* Start Listed entries *

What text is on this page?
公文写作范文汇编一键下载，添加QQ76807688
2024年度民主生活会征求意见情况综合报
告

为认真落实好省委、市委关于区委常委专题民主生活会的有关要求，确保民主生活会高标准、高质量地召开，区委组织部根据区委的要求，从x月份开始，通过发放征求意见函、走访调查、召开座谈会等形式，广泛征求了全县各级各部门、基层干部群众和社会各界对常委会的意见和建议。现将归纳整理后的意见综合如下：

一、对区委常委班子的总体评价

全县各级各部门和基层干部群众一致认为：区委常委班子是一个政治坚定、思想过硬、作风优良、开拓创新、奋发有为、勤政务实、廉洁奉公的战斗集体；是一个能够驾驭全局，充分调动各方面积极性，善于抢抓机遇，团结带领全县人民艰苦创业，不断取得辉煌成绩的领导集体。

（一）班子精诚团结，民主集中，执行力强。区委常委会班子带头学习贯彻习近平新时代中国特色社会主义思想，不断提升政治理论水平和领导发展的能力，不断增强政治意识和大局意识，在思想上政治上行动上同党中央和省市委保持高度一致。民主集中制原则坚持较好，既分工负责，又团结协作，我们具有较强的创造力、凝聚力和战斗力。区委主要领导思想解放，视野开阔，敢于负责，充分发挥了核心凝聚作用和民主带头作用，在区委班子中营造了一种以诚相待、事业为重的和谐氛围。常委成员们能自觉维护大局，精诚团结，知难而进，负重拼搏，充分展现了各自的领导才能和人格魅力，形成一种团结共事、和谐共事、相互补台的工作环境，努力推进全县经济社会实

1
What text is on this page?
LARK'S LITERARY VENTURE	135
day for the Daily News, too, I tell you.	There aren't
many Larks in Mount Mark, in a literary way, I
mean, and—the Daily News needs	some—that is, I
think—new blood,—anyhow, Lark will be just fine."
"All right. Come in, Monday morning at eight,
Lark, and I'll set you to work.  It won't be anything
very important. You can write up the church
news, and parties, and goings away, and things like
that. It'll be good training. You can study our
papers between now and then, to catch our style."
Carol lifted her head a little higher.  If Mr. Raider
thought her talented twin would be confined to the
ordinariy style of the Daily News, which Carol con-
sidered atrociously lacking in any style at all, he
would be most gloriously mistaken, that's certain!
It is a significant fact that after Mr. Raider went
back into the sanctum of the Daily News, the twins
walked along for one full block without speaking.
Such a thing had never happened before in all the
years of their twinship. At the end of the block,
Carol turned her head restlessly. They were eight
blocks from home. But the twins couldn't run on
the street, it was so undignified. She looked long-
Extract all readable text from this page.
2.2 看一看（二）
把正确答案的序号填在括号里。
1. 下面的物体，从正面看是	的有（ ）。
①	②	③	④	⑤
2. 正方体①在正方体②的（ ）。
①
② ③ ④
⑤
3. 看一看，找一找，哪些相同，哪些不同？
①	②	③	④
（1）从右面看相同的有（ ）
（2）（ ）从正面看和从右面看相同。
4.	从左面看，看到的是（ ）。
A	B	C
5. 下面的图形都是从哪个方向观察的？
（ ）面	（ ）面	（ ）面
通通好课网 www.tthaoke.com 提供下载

* End Listed entries *

### What needs to be done:
Each entry is to be returned in full, character for character.

### Solved exercise:
What text is on this page?
公文写作范文汇编一键下载，添加QQ76807688
2024年度民主生活会征求意见情况综合报
告

为认真落实好省委、市委关于区委常委专题民主生活会的有关要求，确保民主生活会高标准、高质量地召开，区委组织部根据区委的要求，从x月份开始，通过发放征求意见函、走访调查、召开座谈会等形式，广泛征求了全县各级各部门、基层干部群众和社会各界对常委会的意见和建议。现将归纳整理后的意见综合如下：

一、对区委常委班子的总体评价

全县各级各部门和基层干部群众一致认为：区委常委班子是一个政治坚定、思想过硬、作风优良、开拓创新、奋发有为、勤政务实、廉洁奉公的战斗集体；是一个能够驾驭全局，充分调动各方面积极性，善于抢抓机遇，团结带领全县人民艰苦创业，不断取得辉煌成绩的领导集体。

（一）班子精诚团结，民主集中，执行力强。区委常委会班子带头学习贯彻习近平新时代中国特色社会主义思想，不断提升政治理论水平和领导发展的能力，不断增强政治意识和大局意识，在思想上政治上行动上同党中央和省市委保持高度一致。民主集中制原则坚持较好，既分工负责，又团结协作，我们具有较强的创造力、凝聚力和战斗力。区委主要领导思想解放，视野开阔，敢于负责，充分发挥了核心凝聚作用和民主带头作用，在区委班子中营造了一种以诚相待、事业为重的和谐氛围。常委成员们能自觉维护大局，精诚团结，知难而进，负重拼搏，充分展现了各自的领导才能和人格魅力，形成一种团结共事、和谐共事、相互补台的工作环境，努力推进全县经济社会实

1
What text is on this page?
LARK'S LITERARY VENTURE	135
day for the Daily News, too, I tell you.	There aren't
many Larks in Mount Mark, in a literary way, I
mean, and—the Daily News needs	some—that is, I
think—new blood,—anyhow, Lark will be just fine."
"All right. Come in, Monday morning at eight,
Lark, and I'll set you to work.  It won't be anything
very important. You can write up the church
news, and parties, and goings away, and things like
that. It'll be good training. You can study our
papers between now and then, to catch our style."
Carol lifted her head a little higher.  If Mr. Raider
thought her talented twin would be confined to the
ordinariy style of the Daily News, which Carol con-
sidered atrociously lacking in any style at all, he
would be most gloriously mistaken, that's certain!
It is a significant fact that after Mr. Raider went
back into the sanctum of the Daily News, the twins
walked along for one full block without speaking.
Such a thing had never happened before in all the
years of their twinship. At the end of the block,
Carol turned her head restlessly. They were eight
blocks from home. But the twins couldn't run on
the street, it was so undignified. She looked long-
Extract all readable text from this page.
2.2 看一看（二）
把正确答案的序号填在括号里。
1. 下面的物体，从正面看是	的有（ ）。
①	②	③	④	⑤
2. 正方体①在正方体②的（ ）。
①
② ③ ④
⑤
3. 看一看，找一找，哪些相同，哪些不同？
①	②	③	④
（1）从右面看相同的有（ ）
（2）（ ）从正面看和从右面看相同。
4.	从左面看，看到的是（ ）。
A	B	C
5. 下面的图形都是从哪个方向观察的？
（ ）面	（ ）面	（ ）面
通通好课网 www.tthaoke.com 提供下载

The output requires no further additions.